### Aim:
Copy each entry as it stands, leaving nothing out.

────

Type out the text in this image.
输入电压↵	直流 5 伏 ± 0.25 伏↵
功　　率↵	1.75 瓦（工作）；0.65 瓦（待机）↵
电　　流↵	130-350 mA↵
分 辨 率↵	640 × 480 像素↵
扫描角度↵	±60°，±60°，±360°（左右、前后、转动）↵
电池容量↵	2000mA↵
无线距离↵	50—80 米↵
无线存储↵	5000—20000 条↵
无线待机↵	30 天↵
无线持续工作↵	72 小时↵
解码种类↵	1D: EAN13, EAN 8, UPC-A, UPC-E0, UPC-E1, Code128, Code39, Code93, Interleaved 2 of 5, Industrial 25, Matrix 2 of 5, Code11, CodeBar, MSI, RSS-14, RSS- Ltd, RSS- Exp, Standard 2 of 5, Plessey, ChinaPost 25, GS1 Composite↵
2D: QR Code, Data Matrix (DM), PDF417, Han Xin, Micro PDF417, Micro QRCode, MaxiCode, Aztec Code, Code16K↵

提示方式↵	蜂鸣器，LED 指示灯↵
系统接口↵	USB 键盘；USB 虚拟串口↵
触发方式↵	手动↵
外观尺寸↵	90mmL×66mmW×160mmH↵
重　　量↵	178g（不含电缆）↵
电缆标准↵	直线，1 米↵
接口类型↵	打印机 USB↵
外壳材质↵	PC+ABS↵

────

### The reply:
Type out the text in this image.
输入电压↵	直流 5 伏 ± 0.25 伏↵
功　　率↵	1.75 瓦（工作）；0.65 瓦（待机）↵
电　　流↵	130-350 mA↵
分 辨 率↵	640 × 480 像素↵
扫描角度↵	±60°，±60°，±360°（左右、前后、转动）↵
电池容量↵	2000mA↵
无线距离↵	50—80 米↵
无线存储↵	5000—20000 条↵
无线待机↵	30 天↵
无线持续工作↵	72 小时↵
解码种类↵	1D: EAN13, EAN 8, UPC-A, UPC-E0, UPC-E1, Code128, Code39, Code93, Interleaved 2 of 5, Industrial 25, Matrix 2 of 5, Code11, CodeBar, MSI, RSS-14, RSS- Ltd, RSS- Exp, Standard 2 of 5, Plessey, ChinaPost 25, GS1 Composite↵
2D: QR Code, Data Matrix (DM), PDF417, Han Xin, Micro PDF417, Micro QRCode, MaxiCode, Aztec Code, Code16K↵

提示方式↵	蜂鸣器，LED 指示灯↵
系统接口↵	USB 键盘；USB 虚拟串口↵
触发方式↵	手动↵
外观尺寸↵	90mmL×66mmW×160mmH↵
重　　量↵	178g（不含电缆）↵
电缆标准↵	直线，1 米↵
接口类型↵	打印机 USB↵
外壳材质↵	PC+ABS↵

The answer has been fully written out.